- _Task brief_
Retype each record below word for word. Leave the pictures out.

- _Records shown_
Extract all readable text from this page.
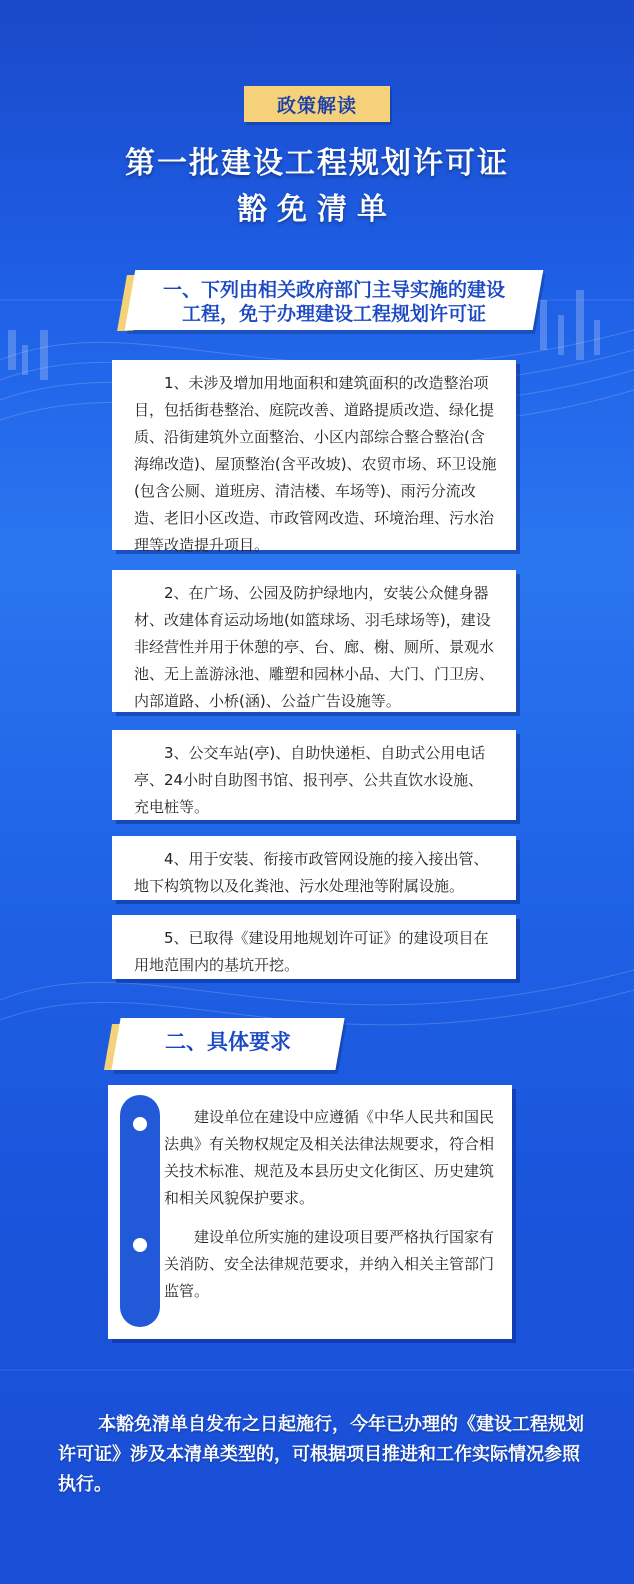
政策解读
第一批建设工程规划许可证
豁免清单
一、下列由相关政府部门主导实施的建设
工程，免于办理建设工程规划许可证
1、未涉及增加用地面积和建筑面积的改造整治项目，包括街巷整治、庭院改善、道路提质改造、绿化提质、沿街建筑外立面整治、小区内部综合整合整治(含海绵改造)、屋顶整治(含平改坡)、农贸市场、环卫设施(包含公厕、道班房、清洁楼、车场等)、雨污分流改造、老旧小区改造、市政管网改造、环境治理、污水治理等改造提升项目。
2、在广场、公园及防护绿地内，安装公众健身器材、改建体育运动场地(如篮球场、羽毛球场等)，建设非经营性并用于休憩的亭、台、廊、榭、厕所、景观水池、无上盖游泳池、雕塑和园林小品、大门、门卫房、内部道路、小桥(涵)、公益广告设施等。
3、公交车站(亭)、自助快递柜、自助式公用电话亭、24小时自助图书馆、报刊亭、公共直饮水设施、充电桩等。
4、用于安装、衔接市政管网设施的接入接出管、地下构筑物以及化粪池、污水处理池等附属设施。
5、已取得《建设用地规划许可证》的建设项目在用地范围内的基坑开挖。
二、具体要求
建设单位在建设中应遵循《中华人民共和国民法典》有关物权规定及相关法律法规要求，符合相关技术标准、规范及本县历史文化街区、历史建筑和相关风貌保护要求。
建设单位所实施的建设项目要严格执行国家有关消防、安全法律规范要求，并纳入相关主管部门监管。
本豁免清单自发布之日起施行，今年已办理的《建设工程规划许可证》涉及本清单类型的，可根据项目推进和工作实际情况参照执行。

- _Task response_
Extract all readable text from this page.
政策解读
第一批建设工程规划许可证
豁免清单
一、下列由相关政府部门主导实施的建设
工程，免于办理建设工程规划许可证
1、未涉及增加用地面积和建筑面积的改造整治项目，包括街巷整治、庭院改善、道路提质改造、绿化提质、沿街建筑外立面整治、小区内部综合整合整治(含海绵改造)、屋顶整治(含平改坡)、农贸市场、环卫设施(包含公厕、道班房、清洁楼、车场等)、雨污分流改造、老旧小区改造、市政管网改造、环境治理、污水治理等改造提升项目。
2、在广场、公园及防护绿地内，安装公众健身器材、改建体育运动场地(如篮球场、羽毛球场等)，建设非经营性并用于休憩的亭、台、廊、榭、厕所、景观水池、无上盖游泳池、雕塑和园林小品、大门、门卫房、内部道路、小桥(涵)、公益广告设施等。
3、公交车站(亭)、自助快递柜、自助式公用电话亭、24小时自助图书馆、报刊亭、公共直饮水设施、充电桩等。
4、用于安装、衔接市政管网设施的接入接出管、地下构筑物以及化粪池、污水处理池等附属设施。
5、已取得《建设用地规划许可证》的建设项目在用地范围内的基坑开挖。
二、具体要求
建设单位在建设中应遵循《中华人民共和国民法典》有关物权规定及相关法律法规要求，符合相关技术标准、规范及本县历史文化街区、历史建筑和相关风貌保护要求。
建设单位所实施的建设项目要严格执行国家有关消防、安全法律规范要求，并纳入相关主管部门监管。
本豁免清单自发布之日起施行，今年已办理的《建设工程规划许可证》涉及本清单类型的，可根据项目推进和工作实际情况参照执行。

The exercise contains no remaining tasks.